_WRITTEN PROBLEM:_ Return each line of the records holding the string "Доходы".

_RECORD SET:_
————————

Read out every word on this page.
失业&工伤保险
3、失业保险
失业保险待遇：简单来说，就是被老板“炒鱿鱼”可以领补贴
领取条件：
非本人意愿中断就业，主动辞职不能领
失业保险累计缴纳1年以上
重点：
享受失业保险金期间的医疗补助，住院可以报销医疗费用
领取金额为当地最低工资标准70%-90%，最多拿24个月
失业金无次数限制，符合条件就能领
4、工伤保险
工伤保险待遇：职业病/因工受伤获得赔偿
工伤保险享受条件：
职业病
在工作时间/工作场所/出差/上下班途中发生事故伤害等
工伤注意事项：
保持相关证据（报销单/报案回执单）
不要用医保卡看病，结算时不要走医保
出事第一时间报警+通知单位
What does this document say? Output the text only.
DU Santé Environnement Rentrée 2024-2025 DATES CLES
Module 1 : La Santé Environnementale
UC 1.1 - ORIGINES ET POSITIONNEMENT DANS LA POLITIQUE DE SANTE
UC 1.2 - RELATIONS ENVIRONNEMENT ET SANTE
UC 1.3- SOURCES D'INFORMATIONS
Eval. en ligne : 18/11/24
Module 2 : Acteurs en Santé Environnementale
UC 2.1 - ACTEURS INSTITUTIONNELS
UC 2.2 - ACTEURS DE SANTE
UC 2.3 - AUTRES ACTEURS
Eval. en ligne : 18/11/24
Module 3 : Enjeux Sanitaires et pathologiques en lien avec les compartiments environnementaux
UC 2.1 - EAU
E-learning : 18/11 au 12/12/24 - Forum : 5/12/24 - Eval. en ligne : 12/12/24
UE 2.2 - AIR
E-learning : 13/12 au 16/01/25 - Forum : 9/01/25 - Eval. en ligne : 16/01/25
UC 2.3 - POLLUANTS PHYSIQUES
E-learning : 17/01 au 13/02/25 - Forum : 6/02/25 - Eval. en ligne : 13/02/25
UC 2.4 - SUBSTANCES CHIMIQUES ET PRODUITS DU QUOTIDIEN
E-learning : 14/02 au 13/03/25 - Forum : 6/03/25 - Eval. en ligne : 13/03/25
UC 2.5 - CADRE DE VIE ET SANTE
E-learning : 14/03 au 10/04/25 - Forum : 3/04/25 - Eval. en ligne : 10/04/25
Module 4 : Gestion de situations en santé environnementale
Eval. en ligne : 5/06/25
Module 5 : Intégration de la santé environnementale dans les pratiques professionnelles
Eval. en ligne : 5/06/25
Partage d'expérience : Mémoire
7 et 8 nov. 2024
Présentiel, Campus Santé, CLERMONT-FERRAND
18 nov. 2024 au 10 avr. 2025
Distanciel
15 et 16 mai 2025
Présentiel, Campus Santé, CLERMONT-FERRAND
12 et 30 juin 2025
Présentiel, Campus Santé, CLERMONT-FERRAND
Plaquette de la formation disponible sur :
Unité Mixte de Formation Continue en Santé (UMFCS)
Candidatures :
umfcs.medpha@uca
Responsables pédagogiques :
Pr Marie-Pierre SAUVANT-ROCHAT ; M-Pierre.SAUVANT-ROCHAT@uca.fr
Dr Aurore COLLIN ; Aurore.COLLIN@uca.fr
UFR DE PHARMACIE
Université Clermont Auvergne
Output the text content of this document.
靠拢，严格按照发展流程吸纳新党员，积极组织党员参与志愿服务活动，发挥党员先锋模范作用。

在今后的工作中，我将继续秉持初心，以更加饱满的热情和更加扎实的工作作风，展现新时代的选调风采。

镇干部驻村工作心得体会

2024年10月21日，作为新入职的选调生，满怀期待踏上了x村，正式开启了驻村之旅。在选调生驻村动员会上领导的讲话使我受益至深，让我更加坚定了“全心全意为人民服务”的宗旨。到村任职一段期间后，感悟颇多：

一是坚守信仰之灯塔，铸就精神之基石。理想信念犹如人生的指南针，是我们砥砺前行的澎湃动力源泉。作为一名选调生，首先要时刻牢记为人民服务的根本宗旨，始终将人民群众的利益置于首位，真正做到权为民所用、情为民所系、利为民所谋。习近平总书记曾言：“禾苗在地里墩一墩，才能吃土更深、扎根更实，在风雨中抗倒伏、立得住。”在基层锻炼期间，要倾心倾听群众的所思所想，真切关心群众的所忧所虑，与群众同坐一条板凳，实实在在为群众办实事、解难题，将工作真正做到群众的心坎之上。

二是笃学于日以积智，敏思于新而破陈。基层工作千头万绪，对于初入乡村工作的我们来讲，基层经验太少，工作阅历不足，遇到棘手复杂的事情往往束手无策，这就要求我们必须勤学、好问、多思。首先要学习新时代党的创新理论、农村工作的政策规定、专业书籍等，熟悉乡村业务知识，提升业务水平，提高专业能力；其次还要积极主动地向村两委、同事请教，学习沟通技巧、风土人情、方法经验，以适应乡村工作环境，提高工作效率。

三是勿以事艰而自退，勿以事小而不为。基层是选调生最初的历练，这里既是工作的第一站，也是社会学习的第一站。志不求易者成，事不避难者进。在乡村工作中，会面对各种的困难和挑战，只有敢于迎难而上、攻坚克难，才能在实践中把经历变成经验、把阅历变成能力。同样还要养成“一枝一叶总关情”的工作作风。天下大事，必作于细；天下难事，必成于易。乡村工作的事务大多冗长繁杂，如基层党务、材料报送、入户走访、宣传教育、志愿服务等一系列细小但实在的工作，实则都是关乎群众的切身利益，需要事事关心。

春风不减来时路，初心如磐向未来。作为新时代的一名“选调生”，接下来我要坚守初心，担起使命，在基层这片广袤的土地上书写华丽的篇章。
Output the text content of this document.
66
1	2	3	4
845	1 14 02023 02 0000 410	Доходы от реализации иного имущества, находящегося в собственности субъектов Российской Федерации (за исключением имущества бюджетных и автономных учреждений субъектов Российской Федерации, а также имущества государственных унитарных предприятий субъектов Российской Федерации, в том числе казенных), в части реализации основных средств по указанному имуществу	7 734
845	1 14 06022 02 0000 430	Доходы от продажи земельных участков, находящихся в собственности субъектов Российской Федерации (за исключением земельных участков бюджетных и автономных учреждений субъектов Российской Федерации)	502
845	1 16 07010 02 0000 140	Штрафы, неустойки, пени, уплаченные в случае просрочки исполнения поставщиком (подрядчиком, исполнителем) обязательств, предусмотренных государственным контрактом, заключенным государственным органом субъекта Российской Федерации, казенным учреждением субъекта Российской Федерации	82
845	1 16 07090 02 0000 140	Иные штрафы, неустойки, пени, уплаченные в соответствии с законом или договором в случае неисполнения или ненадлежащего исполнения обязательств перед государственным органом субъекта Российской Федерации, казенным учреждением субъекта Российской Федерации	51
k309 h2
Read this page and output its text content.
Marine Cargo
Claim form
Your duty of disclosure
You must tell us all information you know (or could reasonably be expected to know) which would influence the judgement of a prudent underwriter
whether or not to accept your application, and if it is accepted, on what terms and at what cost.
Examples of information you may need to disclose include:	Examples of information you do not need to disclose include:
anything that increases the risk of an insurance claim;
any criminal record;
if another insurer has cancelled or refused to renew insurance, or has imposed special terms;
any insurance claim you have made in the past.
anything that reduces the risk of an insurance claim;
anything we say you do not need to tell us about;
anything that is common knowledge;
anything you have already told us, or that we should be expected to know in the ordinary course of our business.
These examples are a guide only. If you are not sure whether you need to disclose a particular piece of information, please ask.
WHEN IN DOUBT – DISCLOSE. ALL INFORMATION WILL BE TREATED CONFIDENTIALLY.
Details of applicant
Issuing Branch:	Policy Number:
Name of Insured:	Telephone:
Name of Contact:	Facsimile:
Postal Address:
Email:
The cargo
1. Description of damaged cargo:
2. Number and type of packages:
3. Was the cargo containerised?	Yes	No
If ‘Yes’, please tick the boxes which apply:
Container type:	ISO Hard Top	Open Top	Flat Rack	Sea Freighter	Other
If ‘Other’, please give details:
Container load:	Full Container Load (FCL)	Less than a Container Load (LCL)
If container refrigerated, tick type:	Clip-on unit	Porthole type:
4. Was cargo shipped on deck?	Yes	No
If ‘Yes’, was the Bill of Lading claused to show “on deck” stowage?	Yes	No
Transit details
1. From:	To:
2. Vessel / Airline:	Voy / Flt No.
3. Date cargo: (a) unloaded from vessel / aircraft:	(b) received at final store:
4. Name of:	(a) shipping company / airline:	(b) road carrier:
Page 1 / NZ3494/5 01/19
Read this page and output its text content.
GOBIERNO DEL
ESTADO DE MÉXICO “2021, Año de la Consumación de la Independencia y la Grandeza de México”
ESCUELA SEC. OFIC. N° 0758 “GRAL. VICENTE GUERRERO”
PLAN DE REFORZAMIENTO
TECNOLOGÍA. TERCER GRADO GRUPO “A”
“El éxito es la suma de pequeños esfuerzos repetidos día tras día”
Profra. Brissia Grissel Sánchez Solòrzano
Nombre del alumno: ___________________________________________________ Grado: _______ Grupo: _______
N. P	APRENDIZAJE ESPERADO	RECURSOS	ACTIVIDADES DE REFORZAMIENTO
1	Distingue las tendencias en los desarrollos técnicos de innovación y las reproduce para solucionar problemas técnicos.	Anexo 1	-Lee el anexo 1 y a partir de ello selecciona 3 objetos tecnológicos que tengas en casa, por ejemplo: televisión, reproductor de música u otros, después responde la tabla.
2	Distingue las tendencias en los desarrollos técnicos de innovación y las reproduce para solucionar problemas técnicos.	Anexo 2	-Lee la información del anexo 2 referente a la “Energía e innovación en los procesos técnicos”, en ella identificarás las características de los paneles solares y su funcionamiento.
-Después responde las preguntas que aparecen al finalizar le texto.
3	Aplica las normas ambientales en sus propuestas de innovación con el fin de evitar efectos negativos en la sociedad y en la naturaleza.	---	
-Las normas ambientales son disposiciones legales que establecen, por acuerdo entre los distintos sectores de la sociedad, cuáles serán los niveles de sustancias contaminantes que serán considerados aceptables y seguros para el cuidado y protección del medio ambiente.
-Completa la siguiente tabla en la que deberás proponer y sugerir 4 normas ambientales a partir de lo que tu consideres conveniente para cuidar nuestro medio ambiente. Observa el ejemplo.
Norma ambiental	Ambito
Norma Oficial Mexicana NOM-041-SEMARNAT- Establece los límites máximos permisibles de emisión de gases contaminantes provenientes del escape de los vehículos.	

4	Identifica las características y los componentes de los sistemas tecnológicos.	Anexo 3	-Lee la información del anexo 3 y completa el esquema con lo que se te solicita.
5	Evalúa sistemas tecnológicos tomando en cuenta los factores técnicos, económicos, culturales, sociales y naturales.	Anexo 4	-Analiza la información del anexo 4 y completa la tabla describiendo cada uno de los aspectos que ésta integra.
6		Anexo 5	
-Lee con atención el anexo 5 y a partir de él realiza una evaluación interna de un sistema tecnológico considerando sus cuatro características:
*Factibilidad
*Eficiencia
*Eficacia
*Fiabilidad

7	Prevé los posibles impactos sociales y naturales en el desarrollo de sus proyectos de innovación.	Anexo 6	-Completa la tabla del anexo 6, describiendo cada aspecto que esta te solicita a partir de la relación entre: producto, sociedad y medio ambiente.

————————

_RIGHT ANSWER:_
845	1 14 02023 02 0000 410	Доходы от реализации иного имущества, находящегося в собственности субъектов Российской Федерации (за исключением имущества бюджетных и автономных учреждений субъектов Российской Федерации, а также имущества государственных унитарных предприятий субъектов Российской Федерации, в том числе казенных), в части реализации основных средств по указанному имуществу	7 734
845	1 14 06022 02 0000 430	Доходы от продажи земельных участков, находящихся в собственности субъектов Российской Федерации (за исключением земельных участков бюджетных и автономных учреждений субъектов Российской Федерации)	502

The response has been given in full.